What the task asks -
Starting at the line that contains "Read this page and output its text content.", quote every line through the end of the entries, word for word, skipping the pictures.

(Raw records)
========================================
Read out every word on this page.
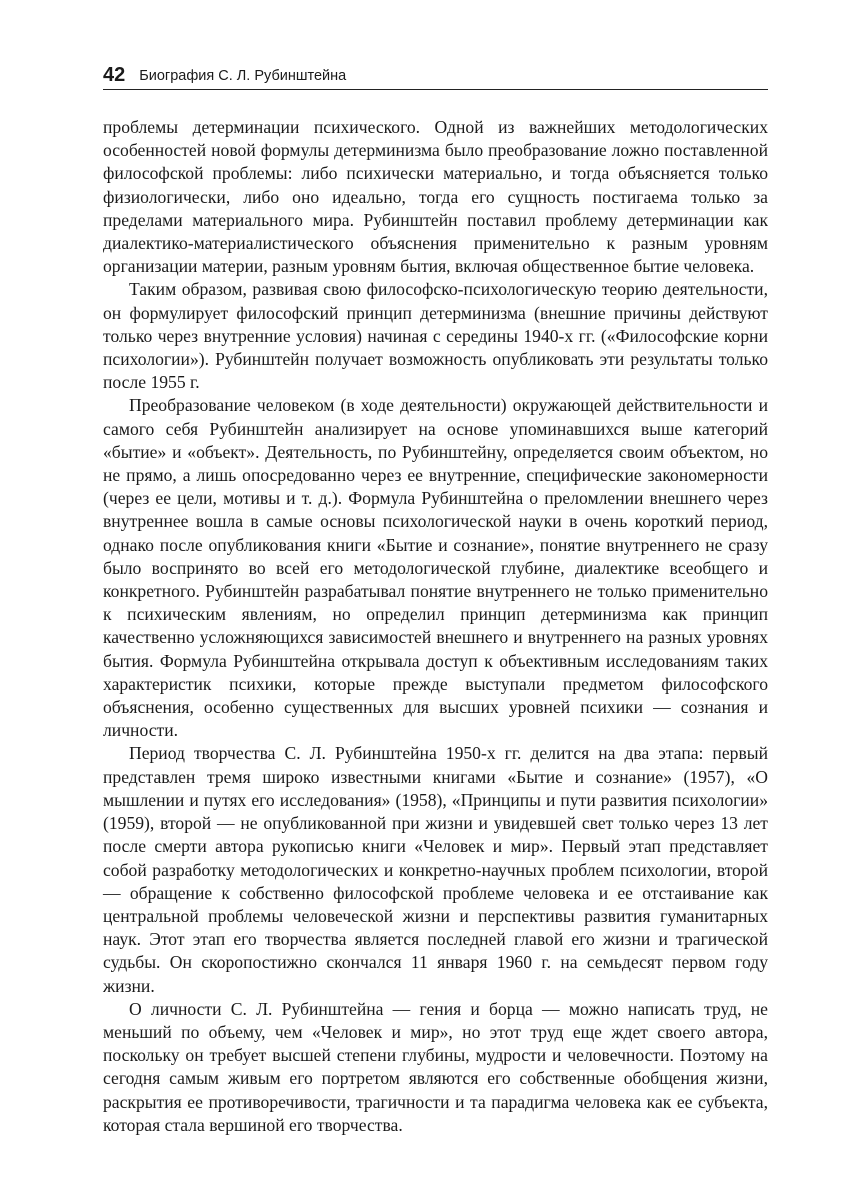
42 Биография С. Л. Рубинштейна

проблемы детерминации психического. Одной из важнейших методологических особенностей новой формулы детерминизма было преобразование ложно поставленной философской проблемы: либо психически материально, и тогда объясняется только физиологически, либо оно идеально, тогда его сущность постигаема только за пределами материального мира. Рубинштейн поставил проблему детерминации как диалектико-материалистического объяснения применительно к разным уровням организации материи, разным уровням бытия, включая общественное бытие человека.

Таким образом, развивая свою философско-психологическую теорию деятельности, он формулирует философский принцип детерминизма (внешние причины действуют только через внутренние условия) начиная с середины 1940-х гг. («Философские корни психологии»). Рубинштейн получает возможность опубликовать эти результаты только после 1955 г.

Преобразование человеком (в ходе деятельности) окружающей действительности и самого себя Рубинштейн анализирует на основе упоминавшихся выше категорий «бытие» и «объект». Деятельность, по Рубинштейну, определяется своим объектом, но не прямо, а лишь опосредованно через ее внутренние, специфические закономерности (через ее цели, мотивы и т. д.). Формула Рубинштейна о преломлении внешнего через внутреннее вошла в самые основы психологической науки в очень короткий период, однако после опубликования книги «Бытие и сознание», понятие внутреннего не сразу было воспринято во всей его методологической глубине, диалектике всеобщего и конкретного. Рубинштейн разрабатывал понятие внутреннего не только применительно к психическим явлениям, но определил принцип детерминизма как принцип качественно усложняющихся зависимостей внешнего и внутреннего на разных уровнях бытия. Формула Рубинштейна открывала доступ к объективным исследованиям таких характеристик психики, которые прежде выступали предметом философского объяснения, особенно существенных для высших уровней психики — сознания и личности.

Период творчества С. Л. Рубинштейна 1950-х гг. делится на два этапа: первый представлен тремя широко известными книгами «Бытие и сознание» (1957), «О мышлении и путях его исследования» (1958), «Принципы и пути развития психологии» (1959), второй — не опубликованной при жизни и увидевшей свет только через 13 лет после смерти автора рукописью книги «Человек и мир». Первый этап представляет собой разработку методологических и конкретно-научных проблем психологии, второй — обращение к собственно философской проблеме человека и ее отстаивание как центральной проблемы человеческой жизни и перспективы развития гуманитарных наук. Этот этап его творчества является последней главой его жизни и трагической судьбы. Он скоропостижно скончался 11 января 1960 г. на семьдесят первом году жизни.

О личности С. Л. Рубинштейна — гения и борца — можно написать труд, не меньший по объему, чем «Человек и мир», но этот труд еще ждет своего автора, поскольку он требует высшей степени глубины, мудрости и человечности. Поэтому на сегодня самым живым его портретом являются его собственные обобщения жизни, раскрытия ее противоречивости, трагичности и та парадигма человека как ее субъекта, которая стала вершиной его творчества.
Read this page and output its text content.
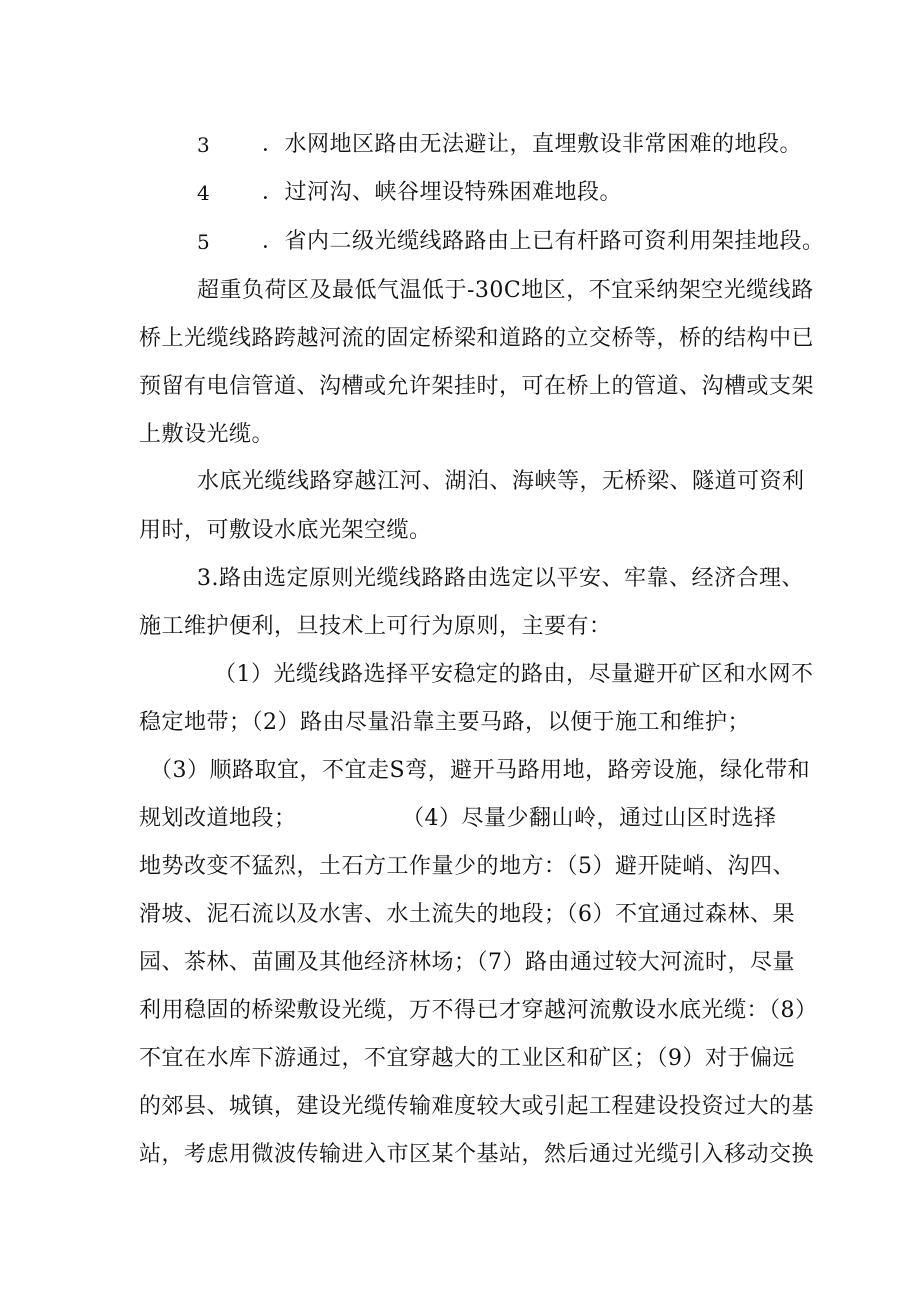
3 ．水网地区路由无法避让，直埋敷设非常困难的地段。
4 ．过河沟、峡谷埋设特殊困难地段。
5 ．省内二级光缆线路路由上已有杆路可资利用架挂地段。
超重负荷区及最低气温低于-30C地区，不宜采纳架空光缆线路
桥上光缆线路跨越河流的固定桥梁和道路的立交桥等，桥的结构中已
预留有电信管道、沟槽或允许架挂时，可在桥上的管道、沟槽或支架
上敷设光缆。
水底光缆线路穿越江河、湖泊、海峡等，无桥梁、隧道可资利
用时，可敷设水底光架空缆。
3.路由选定原则光缆线路路由选定以平安、牢靠、经济合理、
施工维护便利，旦技术上可行为原则，主要有：
（1）光缆线路选择平安稳定的路由，尽量避开矿区和水网不
稳定地带；（2）路由尽量沿靠主要马路，以便于施工和维护；
（3）顺路取宜，不宜走S弯，避开马路用地，路旁设施，绿化带和
规划改道地段；	（4）尽量少翻山岭，通过山区时选择
地势改变不猛烈，土石方工作量少的地方：（5）避开陡峭、沟四、
滑坡、泥石流以及水害、水土流失的地段；（6）不宜通过森林、果
园、茶林、苗圃及其他经济林场；（7）路由通过较大河流时，尽量
利用稳固的桥梁敷设光缆，万不得已才穿越河流敷设水底光缆：（8）
不宜在水库下游通过，不宜穿越大的工业区和矿区；（9）对于偏远
的郊县、城镇，建设光缆传输难度较大或引起工程建设投资过大的基
站，考虑用微波传输进入市区某个基站，然后通过光缆引入移动交换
========================================
Correct answer -
Read this page and output its text content.
3 ．水网地区路由无法避让，直埋敷设非常困难的地段。
4 ．过河沟、峡谷埋设特殊困难地段。
5 ．省内二级光缆线路路由上已有杆路可资利用架挂地段。
超重负荷区及最低气温低于-30C地区，不宜采纳架空光缆线路
桥上光缆线路跨越河流的固定桥梁和道路的立交桥等，桥的结构中已
预留有电信管道、沟槽或允许架挂时，可在桥上的管道、沟槽或支架
上敷设光缆。
水底光缆线路穿越江河、湖泊、海峡等，无桥梁、隧道可资利
用时，可敷设水底光架空缆。
3.路由选定原则光缆线路路由选定以平安、牢靠、经济合理、
施工维护便利，旦技术上可行为原则，主要有：
（1）光缆线路选择平安稳定的路由，尽量避开矿区和水网不
稳定地带；（2）路由尽量沿靠主要马路，以便于施工和维护；
（3）顺路取宜，不宜走S弯，避开马路用地，路旁设施，绿化带和
规划改道地段；	（4）尽量少翻山岭，通过山区时选择
地势改变不猛烈，土石方工作量少的地方：（5）避开陡峭、沟四、
滑坡、泥石流以及水害、水土流失的地段；（6）不宜通过森林、果
园、茶林、苗圃及其他经济林场；（7）路由通过较大河流时，尽量
利用稳固的桥梁敷设光缆，万不得已才穿越河流敷设水底光缆：（8）
不宜在水库下游通过，不宜穿越大的工业区和矿区；（9）对于偏远
的郊县、城镇，建设光缆传输难度较大或引起工程建设投资过大的基
站，考虑用微波传输进入市区某个基站，然后通过光缆引入移动交换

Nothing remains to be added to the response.